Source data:
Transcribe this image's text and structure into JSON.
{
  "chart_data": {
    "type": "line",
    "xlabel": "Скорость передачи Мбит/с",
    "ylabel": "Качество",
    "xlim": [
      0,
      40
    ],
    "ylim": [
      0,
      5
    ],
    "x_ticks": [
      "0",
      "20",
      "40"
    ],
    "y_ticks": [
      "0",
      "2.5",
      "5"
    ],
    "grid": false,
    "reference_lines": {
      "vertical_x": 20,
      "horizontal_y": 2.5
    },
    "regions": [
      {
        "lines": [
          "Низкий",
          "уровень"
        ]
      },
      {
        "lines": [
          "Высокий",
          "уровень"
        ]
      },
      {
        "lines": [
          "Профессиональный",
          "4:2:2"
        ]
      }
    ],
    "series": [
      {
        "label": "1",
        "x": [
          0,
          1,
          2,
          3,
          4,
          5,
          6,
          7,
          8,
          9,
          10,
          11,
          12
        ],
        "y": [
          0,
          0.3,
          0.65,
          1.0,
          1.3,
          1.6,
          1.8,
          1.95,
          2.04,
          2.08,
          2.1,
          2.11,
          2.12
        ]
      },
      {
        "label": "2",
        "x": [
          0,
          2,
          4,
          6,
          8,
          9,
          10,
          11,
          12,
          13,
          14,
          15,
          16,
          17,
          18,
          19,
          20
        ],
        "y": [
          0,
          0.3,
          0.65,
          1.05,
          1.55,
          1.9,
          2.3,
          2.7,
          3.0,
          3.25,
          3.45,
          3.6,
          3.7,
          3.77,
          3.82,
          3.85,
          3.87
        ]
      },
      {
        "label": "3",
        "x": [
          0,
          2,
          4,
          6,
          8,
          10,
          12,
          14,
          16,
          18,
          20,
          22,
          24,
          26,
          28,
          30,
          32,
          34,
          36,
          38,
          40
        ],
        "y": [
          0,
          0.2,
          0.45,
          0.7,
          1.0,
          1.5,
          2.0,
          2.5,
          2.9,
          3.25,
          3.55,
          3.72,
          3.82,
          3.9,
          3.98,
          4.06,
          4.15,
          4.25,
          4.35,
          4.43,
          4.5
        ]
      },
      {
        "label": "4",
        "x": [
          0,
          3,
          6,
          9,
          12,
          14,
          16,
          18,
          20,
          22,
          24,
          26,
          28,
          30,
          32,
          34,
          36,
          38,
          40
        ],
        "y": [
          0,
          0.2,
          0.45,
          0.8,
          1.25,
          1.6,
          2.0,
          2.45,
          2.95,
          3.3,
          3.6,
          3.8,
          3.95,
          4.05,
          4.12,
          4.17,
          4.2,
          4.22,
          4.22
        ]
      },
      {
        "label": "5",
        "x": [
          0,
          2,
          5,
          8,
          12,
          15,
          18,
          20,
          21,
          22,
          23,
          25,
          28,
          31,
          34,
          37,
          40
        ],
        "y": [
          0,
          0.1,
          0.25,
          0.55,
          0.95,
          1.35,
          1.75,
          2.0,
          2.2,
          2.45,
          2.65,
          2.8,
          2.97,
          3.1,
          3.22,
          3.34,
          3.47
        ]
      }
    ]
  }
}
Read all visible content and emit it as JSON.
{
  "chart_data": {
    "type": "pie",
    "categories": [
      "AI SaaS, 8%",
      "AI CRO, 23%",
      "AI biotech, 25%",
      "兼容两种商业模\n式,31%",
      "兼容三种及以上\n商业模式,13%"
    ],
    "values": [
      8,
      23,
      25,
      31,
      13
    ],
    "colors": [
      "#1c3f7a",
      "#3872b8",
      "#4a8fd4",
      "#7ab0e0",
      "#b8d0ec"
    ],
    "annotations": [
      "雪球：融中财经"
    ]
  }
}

Exercise instructions: Copy out each line of the data where the string "JSON" appears.

Solution for this exercise:
Transcribe this image's text and structure into JSON.
Read all visible content and emit it as JSON.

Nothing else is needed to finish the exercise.